[Structured figure records]
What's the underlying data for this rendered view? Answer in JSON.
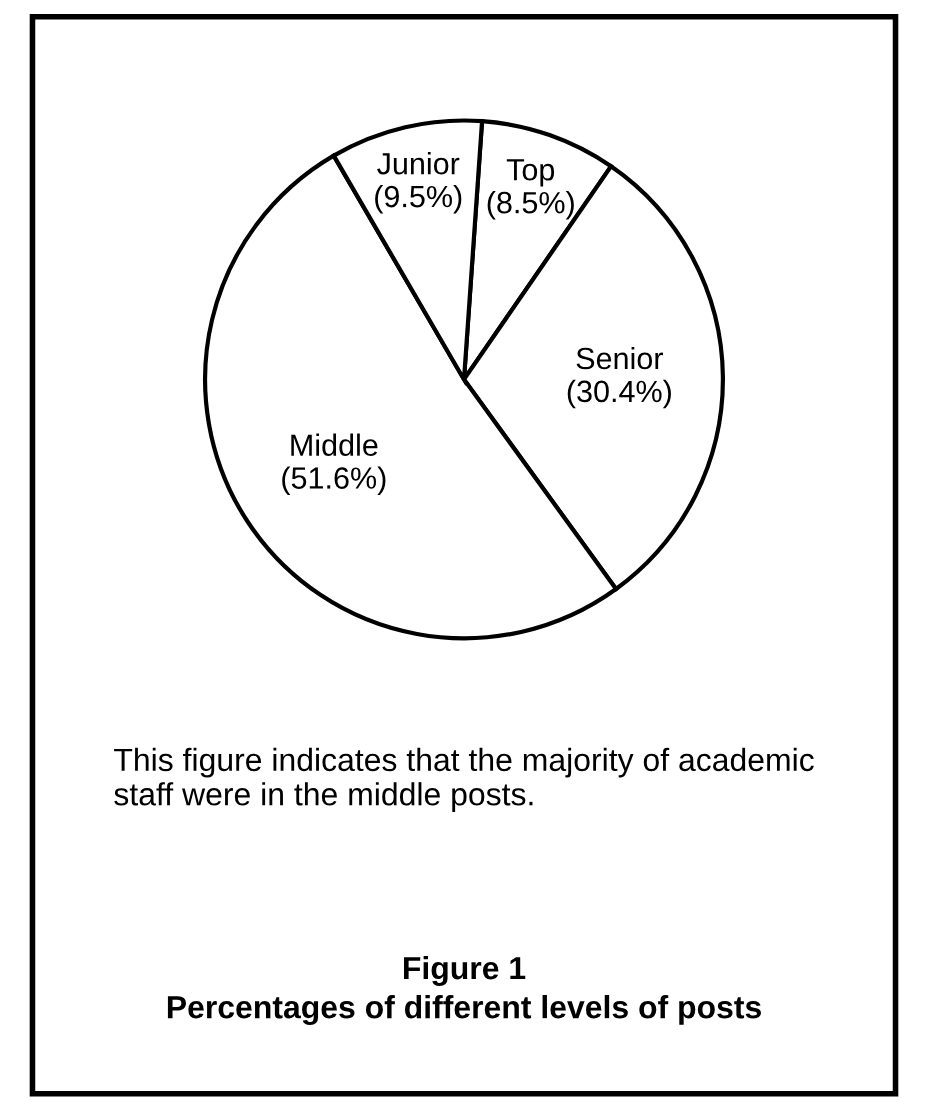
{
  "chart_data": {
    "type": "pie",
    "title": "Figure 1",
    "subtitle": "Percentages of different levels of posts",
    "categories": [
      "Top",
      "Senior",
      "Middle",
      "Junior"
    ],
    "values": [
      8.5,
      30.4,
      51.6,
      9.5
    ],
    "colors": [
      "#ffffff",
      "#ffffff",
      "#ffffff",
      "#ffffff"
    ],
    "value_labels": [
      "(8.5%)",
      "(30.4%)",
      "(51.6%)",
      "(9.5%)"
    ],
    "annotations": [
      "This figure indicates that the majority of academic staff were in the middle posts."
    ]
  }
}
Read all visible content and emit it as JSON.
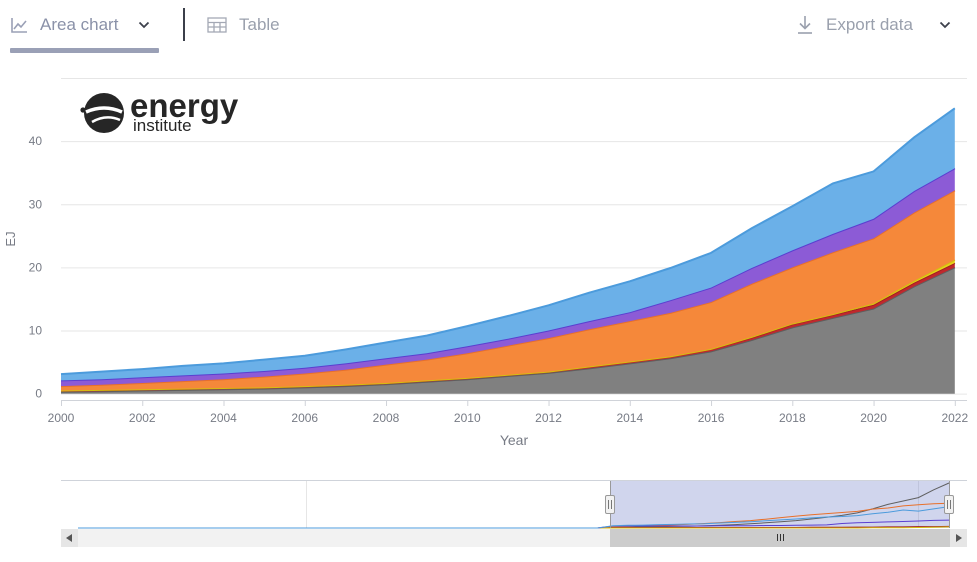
--
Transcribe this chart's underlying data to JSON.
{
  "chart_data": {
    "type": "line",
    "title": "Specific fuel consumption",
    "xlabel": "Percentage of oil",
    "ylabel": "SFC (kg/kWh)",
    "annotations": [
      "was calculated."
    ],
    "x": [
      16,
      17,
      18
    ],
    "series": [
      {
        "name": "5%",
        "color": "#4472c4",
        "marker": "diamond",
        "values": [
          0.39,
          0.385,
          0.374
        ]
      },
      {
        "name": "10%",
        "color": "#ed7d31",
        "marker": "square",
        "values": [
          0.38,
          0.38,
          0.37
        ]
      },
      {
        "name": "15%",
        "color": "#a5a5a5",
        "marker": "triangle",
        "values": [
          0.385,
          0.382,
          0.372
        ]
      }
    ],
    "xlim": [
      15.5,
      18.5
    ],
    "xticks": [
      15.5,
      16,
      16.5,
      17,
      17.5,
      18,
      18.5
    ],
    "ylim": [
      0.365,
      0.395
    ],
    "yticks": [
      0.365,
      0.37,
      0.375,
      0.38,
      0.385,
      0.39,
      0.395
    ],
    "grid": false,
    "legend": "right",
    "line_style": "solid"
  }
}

INSTRUCTIONS TO FOLLOW: Retype only the lines above from the one with "What's the underlying" through the one with "Read all visible content and emit it as JSON.", exactly and with both ends. Images stay out.

SOLUTION:
What's the underlying data for this rendered view? Answer in JSON.
{
  "chart_data": {
    "type": "pie",
    "title": "Figure 1",
    "subtitle": "Percentages of different levels of posts",
    "categories": [
      "Top",
      "Senior",
      "Middle",
      "Junior"
    ],
    "values": [
      8.5,
      30.4,
      51.6,
      9.5
    ],
    "colors": [
      "#ffffff",
      "#ffffff",
      "#ffffff",
      "#ffffff"
    ],
    "value_labels": [
      "(8.5%)",
      "(30.4%)",
      "(51.6%)",
      "(9.5%)"
    ],
    "annotations": [
      "This figure indicates that the majority of academic staff were in the middle posts."
    ]
  }
}
Read all visible content and emit it as JSON.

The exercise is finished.